Print the entries below in their entirety, exactly as they are written.

** Raw data **
—————
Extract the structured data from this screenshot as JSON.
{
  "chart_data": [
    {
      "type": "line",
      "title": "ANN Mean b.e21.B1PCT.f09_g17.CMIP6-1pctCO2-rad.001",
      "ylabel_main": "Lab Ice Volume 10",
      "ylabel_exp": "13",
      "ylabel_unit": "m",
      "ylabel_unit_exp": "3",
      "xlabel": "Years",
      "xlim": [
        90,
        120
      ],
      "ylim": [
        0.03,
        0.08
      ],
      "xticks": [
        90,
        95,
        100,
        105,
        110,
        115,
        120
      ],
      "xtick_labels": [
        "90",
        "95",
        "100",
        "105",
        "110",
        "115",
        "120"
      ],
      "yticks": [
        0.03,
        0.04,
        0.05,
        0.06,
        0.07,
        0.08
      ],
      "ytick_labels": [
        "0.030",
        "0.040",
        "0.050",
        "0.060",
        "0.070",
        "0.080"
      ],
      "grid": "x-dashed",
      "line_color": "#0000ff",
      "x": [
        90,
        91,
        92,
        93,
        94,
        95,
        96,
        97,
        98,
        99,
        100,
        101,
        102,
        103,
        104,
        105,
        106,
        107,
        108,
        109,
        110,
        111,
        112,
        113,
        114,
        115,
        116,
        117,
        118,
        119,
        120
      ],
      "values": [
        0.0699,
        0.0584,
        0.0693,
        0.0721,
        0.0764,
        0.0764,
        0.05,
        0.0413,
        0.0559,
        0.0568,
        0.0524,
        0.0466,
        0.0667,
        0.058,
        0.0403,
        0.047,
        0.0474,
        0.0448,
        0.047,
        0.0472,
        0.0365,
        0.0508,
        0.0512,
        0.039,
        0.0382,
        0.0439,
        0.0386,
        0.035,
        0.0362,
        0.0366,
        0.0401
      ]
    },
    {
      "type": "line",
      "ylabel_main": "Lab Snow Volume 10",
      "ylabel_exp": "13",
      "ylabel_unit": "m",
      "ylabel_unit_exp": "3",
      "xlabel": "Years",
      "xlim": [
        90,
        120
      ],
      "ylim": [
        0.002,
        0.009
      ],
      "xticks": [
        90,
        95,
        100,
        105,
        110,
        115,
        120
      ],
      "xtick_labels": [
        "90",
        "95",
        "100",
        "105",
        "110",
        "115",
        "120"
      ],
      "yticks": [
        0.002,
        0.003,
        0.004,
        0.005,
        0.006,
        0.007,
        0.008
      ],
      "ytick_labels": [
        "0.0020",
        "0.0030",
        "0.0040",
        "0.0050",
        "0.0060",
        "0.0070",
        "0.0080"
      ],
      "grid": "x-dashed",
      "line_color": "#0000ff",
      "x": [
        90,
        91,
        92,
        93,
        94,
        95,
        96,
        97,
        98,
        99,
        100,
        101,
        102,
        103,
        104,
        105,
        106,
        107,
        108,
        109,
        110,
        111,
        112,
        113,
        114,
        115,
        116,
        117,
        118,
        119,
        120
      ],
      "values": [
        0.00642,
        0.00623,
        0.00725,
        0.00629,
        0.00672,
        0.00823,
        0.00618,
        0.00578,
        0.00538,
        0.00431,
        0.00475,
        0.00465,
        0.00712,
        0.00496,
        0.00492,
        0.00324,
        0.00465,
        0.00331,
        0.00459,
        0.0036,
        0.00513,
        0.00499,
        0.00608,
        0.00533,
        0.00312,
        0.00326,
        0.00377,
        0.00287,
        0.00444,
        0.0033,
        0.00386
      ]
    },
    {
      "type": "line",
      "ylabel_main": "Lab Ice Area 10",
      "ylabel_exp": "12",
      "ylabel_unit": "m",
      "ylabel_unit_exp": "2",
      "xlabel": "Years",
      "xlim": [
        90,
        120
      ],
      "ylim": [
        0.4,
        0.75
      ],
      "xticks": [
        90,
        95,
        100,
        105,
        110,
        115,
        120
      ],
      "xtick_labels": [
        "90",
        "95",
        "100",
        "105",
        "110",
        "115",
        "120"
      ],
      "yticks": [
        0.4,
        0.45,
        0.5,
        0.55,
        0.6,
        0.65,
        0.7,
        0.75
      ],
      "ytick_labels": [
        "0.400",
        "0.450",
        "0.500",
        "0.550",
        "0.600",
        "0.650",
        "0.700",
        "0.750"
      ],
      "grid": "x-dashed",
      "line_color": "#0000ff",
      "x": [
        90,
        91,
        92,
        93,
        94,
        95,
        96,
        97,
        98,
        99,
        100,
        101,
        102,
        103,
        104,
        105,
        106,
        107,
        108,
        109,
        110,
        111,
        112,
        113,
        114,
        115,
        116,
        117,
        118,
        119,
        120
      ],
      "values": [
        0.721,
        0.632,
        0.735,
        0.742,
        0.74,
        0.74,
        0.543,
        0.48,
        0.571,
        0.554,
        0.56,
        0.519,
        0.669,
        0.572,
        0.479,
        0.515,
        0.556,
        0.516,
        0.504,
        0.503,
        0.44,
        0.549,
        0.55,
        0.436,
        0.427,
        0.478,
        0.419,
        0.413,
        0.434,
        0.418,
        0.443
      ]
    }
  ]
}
—————
** Solution **
Extract the structured data from this screenshot as JSON.
{
  "chart_data": [
    {
      "type": "line",
      "title": "ANN Mean b.e21.B1PCT.f09_g17.CMIP6-1pctCO2-rad.001",
      "ylabel_main": "Lab Ice Volume 10",
      "ylabel_exp": "13",
      "ylabel_unit": "m",
      "ylabel_unit_exp": "3",
      "xlabel": "Years",
      "xlim": [
        90,
        120
      ],
      "ylim": [
        0.03,
        0.08
      ],
      "xticks": [
        90,
        95,
        100,
        105,
        110,
        115,
        120
      ],
      "xtick_labels": [
        "90",
        "95",
        "100",
        "105",
        "110",
        "115",
        "120"
      ],
      "yticks": [
        0.03,
        0.04,
        0.05,
        0.06,
        0.07,
        0.08
      ],
      "ytick_labels": [
        "0.030",
        "0.040",
        "0.050",
        "0.060",
        "0.070",
        "0.080"
      ],
      "grid": "x-dashed",
      "line_color": "#0000ff",
      "x": [
        90,
        91,
        92,
        93,
        94,
        95,
        96,
        97,
        98,
        99,
        100,
        101,
        102,
        103,
        104,
        105,
        106,
        107,
        108,
        109,
        110,
        111,
        112,
        113,
        114,
        115,
        116,
        117,
        118,
        119,
        120
      ],
      "values": [
        0.0699,
        0.0584,
        0.0693,
        0.0721,
        0.0764,
        0.0764,
        0.05,
        0.0413,
        0.0559,
        0.0568,
        0.0524,
        0.0466,
        0.0667,
        0.058,
        0.0403,
        0.047,
        0.0474,
        0.0448,
        0.047,
        0.0472,
        0.0365,
        0.0508,
        0.0512,
        0.039,
        0.0382,
        0.0439,
        0.0386,
        0.035,
        0.0362,
        0.0366,
        0.0401
      ]
    },
    {
      "type": "line",
      "ylabel_main": "Lab Snow Volume 10",
      "ylabel_exp": "13",
      "ylabel_unit": "m",
      "ylabel_unit_exp": "3",
      "xlabel": "Years",
      "xlim": [
        90,
        120
      ],
      "ylim": [
        0.002,
        0.009
      ],
      "xticks": [
        90,
        95,
        100,
        105,
        110,
        115,
        120
      ],
      "xtick_labels": [
        "90",
        "95",
        "100",
        "105",
        "110",
        "115",
        "120"
      ],
      "yticks": [
        0.002,
        0.003,
        0.004,
        0.005,
        0.006,
        0.007,
        0.008
      ],
      "ytick_labels": [
        "0.0020",
        "0.0030",
        "0.0040",
        "0.0050",
        "0.0060",
        "0.0070",
        "0.0080"
      ],
      "grid": "x-dashed",
      "line_color": "#0000ff",
      "x": [
        90,
        91,
        92,
        93,
        94,
        95,
        96,
        97,
        98,
        99,
        100,
        101,
        102,
        103,
        104,
        105,
        106,
        107,
        108,
        109,
        110,
        111,
        112,
        113,
        114,
        115,
        116,
        117,
        118,
        119,
        120
      ],
      "values": [
        0.00642,
        0.00623,
        0.00725,
        0.00629,
        0.00672,
        0.00823,
        0.00618,
        0.00578,
        0.00538,
        0.00431,
        0.00475,
        0.00465,
        0.00712,
        0.00496,
        0.00492,
        0.00324,
        0.00465,
        0.00331,
        0.00459,
        0.0036,
        0.00513,
        0.00499,
        0.00608,
        0.00533,
        0.00312,
        0.00326,
        0.00377,
        0.00287,
        0.00444,
        0.0033,
        0.00386
      ]
    },
    {
      "type": "line",
      "ylabel_main": "Lab Ice Area 10",
      "ylabel_exp": "12",
      "ylabel_unit": "m",
      "ylabel_unit_exp": "2",
      "xlabel": "Years",
      "xlim": [
        90,
        120
      ],
      "ylim": [
        0.4,
        0.75
      ],
      "xticks": [
        90,
        95,
        100,
        105,
        110,
        115,
        120
      ],
      "xtick_labels": [
        "90",
        "95",
        "100",
        "105",
        "110",
        "115",
        "120"
      ],
      "yticks": [
        0.4,
        0.45,
        0.5,
        0.55,
        0.6,
        0.65,
        0.7,
        0.75
      ],
      "ytick_labels": [
        "0.400",
        "0.450",
        "0.500",
        "0.550",
        "0.600",
        "0.650",
        "0.700",
        "0.750"
      ],
      "grid": "x-dashed",
      "line_color": "#0000ff",
      "x": [
        90,
        91,
        92,
        93,
        94,
        95,
        96,
        97,
        98,
        99,
        100,
        101,
        102,
        103,
        104,
        105,
        106,
        107,
        108,
        109,
        110,
        111,
        112,
        113,
        114,
        115,
        116,
        117,
        118,
        119,
        120
      ],
      "values": [
        0.721,
        0.632,
        0.735,
        0.742,
        0.74,
        0.74,
        0.543,
        0.48,
        0.571,
        0.554,
        0.56,
        0.519,
        0.669,
        0.572,
        0.479,
        0.515,
        0.556,
        0.516,
        0.504,
        0.503,
        0.44,
        0.549,
        0.55,
        0.436,
        0.427,
        0.478,
        0.419,
        0.413,
        0.434,
        0.418,
        0.443
      ]
    }
  ]
}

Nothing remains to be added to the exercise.